Written exercise =>
Return the listing below in full, with every line exactly as it is.

Available records =>
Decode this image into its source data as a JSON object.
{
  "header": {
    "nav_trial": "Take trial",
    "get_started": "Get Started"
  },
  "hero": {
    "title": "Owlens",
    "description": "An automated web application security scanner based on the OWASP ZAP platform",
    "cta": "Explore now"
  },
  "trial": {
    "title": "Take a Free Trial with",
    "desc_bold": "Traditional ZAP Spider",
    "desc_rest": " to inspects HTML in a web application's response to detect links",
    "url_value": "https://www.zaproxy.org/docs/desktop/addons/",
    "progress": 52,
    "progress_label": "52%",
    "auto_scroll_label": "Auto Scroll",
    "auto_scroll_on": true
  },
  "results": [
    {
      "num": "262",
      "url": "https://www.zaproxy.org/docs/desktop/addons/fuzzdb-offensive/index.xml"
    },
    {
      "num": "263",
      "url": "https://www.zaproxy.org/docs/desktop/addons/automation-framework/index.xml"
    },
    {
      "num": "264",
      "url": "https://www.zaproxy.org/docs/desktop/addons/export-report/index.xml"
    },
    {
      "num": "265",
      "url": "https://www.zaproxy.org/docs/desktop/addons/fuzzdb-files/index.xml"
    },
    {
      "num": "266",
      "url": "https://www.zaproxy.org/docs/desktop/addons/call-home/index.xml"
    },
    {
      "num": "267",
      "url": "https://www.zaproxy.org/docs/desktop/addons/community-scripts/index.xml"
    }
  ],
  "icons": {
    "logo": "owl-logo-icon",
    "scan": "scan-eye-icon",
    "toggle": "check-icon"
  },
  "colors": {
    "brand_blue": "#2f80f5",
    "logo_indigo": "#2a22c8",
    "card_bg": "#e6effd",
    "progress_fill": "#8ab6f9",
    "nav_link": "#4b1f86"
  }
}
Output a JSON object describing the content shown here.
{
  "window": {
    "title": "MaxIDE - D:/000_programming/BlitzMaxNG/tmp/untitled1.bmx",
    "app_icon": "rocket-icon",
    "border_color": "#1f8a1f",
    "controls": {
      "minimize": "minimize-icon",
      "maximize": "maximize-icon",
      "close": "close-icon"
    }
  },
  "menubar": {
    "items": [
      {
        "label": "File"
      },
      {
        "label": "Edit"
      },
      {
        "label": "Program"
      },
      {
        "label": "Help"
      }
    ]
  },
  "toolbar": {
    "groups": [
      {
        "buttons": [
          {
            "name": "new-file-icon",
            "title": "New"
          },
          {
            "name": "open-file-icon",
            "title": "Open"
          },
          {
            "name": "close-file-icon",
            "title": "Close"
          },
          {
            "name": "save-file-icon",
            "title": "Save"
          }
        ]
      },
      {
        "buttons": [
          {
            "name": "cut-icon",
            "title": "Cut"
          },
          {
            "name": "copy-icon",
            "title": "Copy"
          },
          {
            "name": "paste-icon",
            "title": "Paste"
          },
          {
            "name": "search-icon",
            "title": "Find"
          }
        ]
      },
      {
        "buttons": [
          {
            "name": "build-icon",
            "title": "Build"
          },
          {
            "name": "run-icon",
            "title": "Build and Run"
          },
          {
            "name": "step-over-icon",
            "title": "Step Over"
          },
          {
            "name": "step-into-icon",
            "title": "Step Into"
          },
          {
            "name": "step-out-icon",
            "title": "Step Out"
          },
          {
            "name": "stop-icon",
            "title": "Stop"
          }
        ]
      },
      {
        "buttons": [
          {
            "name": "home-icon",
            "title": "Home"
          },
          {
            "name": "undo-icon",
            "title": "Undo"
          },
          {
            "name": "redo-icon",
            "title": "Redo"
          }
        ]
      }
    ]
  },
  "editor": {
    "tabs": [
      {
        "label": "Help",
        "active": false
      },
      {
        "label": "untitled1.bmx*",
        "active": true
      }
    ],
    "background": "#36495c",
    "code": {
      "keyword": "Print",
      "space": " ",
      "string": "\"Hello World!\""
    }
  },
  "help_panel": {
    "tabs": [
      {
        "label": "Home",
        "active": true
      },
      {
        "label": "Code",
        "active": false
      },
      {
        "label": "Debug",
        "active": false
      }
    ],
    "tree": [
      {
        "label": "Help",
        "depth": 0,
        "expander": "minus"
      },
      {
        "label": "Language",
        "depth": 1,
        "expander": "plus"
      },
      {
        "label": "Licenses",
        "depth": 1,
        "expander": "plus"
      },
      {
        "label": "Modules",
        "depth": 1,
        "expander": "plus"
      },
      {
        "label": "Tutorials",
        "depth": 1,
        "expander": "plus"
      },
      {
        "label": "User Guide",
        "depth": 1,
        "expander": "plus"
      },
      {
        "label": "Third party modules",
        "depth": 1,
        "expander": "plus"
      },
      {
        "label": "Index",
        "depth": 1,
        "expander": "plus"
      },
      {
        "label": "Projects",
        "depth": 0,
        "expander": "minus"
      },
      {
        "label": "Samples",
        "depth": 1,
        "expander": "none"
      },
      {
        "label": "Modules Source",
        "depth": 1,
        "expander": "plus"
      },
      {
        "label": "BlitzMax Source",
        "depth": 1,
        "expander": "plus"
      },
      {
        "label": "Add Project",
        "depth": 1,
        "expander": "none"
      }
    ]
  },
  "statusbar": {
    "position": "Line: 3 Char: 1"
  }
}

Result =>
Decode this image into its source data as a JSON object.
{
  "header": {
    "nav_trial": "Take trial",
    "get_started": "Get Started"
  },
  "hero": {
    "title": "Owlens",
    "description": "An automated web application security scanner based on the OWASP ZAP platform",
    "cta": "Explore now"
  },
  "trial": {
    "title": "Take a Free Trial with",
    "desc_bold": "Traditional ZAP Spider",
    "desc_rest": " to inspects HTML in a web application's response to detect links",
    "url_value": "https://www.zaproxy.org/docs/desktop/addons/",
    "progress": 52,
    "progress_label": "52%",
    "auto_scroll_label": "Auto Scroll",
    "auto_scroll_on": true
  },
  "results": [
    {
      "num": "262",
      "url": "https://www.zaproxy.org/docs/desktop/addons/fuzzdb-offensive/index.xml"
    },
    {
      "num": "263",
      "url": "https://www.zaproxy.org/docs/desktop/addons/automation-framework/index.xml"
    },
    {
      "num": "264",
      "url": "https://www.zaproxy.org/docs/desktop/addons/export-report/index.xml"
    },
    {
      "num": "265",
      "url": "https://www.zaproxy.org/docs/desktop/addons/fuzzdb-files/index.xml"
    },
    {
      "num": "266",
      "url": "https://www.zaproxy.org/docs/desktop/addons/call-home/index.xml"
    },
    {
      "num": "267",
      "url": "https://www.zaproxy.org/docs/desktop/addons/community-scripts/index.xml"
    }
  ],
  "icons": {
    "logo": "owl-logo-icon",
    "scan": "scan-eye-icon",
    "toggle": "check-icon"
  },
  "colors": {
    "brand_blue": "#2f80f5",
    "logo_indigo": "#2a22c8",
    "card_bg": "#e6effd",
    "progress_fill": "#8ab6f9",
    "nav_link": "#4b1f86"
  }
}
Output a JSON object describing the content shown here.
{
  "window": {
    "title": "MaxIDE - D:/000_programming/BlitzMaxNG/tmp/untitled1.bmx",
    "app_icon": "rocket-icon",
    "border_color": "#1f8a1f",
    "controls": {
      "minimize": "minimize-icon",
      "maximize": "maximize-icon",
      "close": "close-icon"
    }
  },
  "menubar": {
    "items": [
      {
        "label": "File"
      },
      {
        "label": "Edit"
      },
      {
        "label": "Program"
      },
      {
        "label": "Help"
      }
    ]
  },
  "toolbar": {
    "groups": [
      {
        "buttons": [
          {
            "name": "new-file-icon",
            "title": "New"
          },
          {
            "name": "open-file-icon",
            "title": "Open"
          },
          {
            "name": "close-file-icon",
            "title": "Close"
          },
          {
            "name": "save-file-icon",
            "title": "Save"
          }
        ]
      },
      {
        "buttons": [
          {
            "name": "cut-icon",
            "title": "Cut"
          },
          {
            "name": "copy-icon",
            "title": "Copy"
          },
          {
            "name": "paste-icon",
            "title": "Paste"
          },
          {
            "name": "search-icon",
            "title": "Find"
          }
        ]
      },
      {
        "buttons": [
          {
            "name": "build-icon",
            "title": "Build"
          },
          {
            "name": "run-icon",
            "title": "Build and Run"
          },
          {
            "name": "step-over-icon",
            "title": "Step Over"
          },
          {
            "name": "step-into-icon",
            "title": "Step Into"
          },
          {
            "name": "step-out-icon",
            "title": "Step Out"
          },
          {
            "name": "stop-icon",
            "title": "Stop"
          }
        ]
      },
      {
        "buttons": [
          {
            "name": "home-icon",
            "title": "Home"
          },
          {
            "name": "undo-icon",
            "title": "Undo"
          },
          {
            "name": "redo-icon",
            "title": "Redo"
          }
        ]
      }
    ]
  },
  "editor": {
    "tabs": [
      {
        "label": "Help",
        "active": false
      },
      {
        "label": "untitled1.bmx*",
        "active": true
      }
    ],
    "background": "#36495c",
    "code": {
      "keyword": "Print",
      "space": " ",
      "string": "\"Hello World!\""
    }
  },
  "help_panel": {
    "tabs": [
      {
        "label": "Home",
        "active": true
      },
      {
        "label": "Code",
        "active": false
      },
      {
        "label": "Debug",
        "active": false
      }
    ],
    "tree": [
      {
        "label": "Help",
        "depth": 0,
        "expander": "minus"
      },
      {
        "label": "Language",
        "depth": 1,
        "expander": "plus"
      },
      {
        "label": "Licenses",
        "depth": 1,
        "expander": "plus"
      },
      {
        "label": "Modules",
        "depth": 1,
        "expander": "plus"
      },
      {
        "label": "Tutorials",
        "depth": 1,
        "expander": "plus"
      },
      {
        "label": "User Guide",
        "depth": 1,
        "expander": "plus"
      },
      {
        "label": "Third party modules",
        "depth": 1,
        "expander": "plus"
      },
      {
        "label": "Index",
        "depth": 1,
        "expander": "plus"
      },
      {
        "label": "Projects",
        "depth": 0,
        "expander": "minus"
      },
      {
        "label": "Samples",
        "depth": 1,
        "expander": "none"
      },
      {
        "label": "Modules Source",
        "depth": 1,
        "expander": "plus"
      },
      {
        "label": "BlitzMax Source",
        "depth": 1,
        "expander": "plus"
      },
      {
        "label": "Add Project",
        "depth": 1,
        "expander": "none"
      }
    ]
  },
  "statusbar": {
    "position": "Line: 3 Char: 1"
  }
}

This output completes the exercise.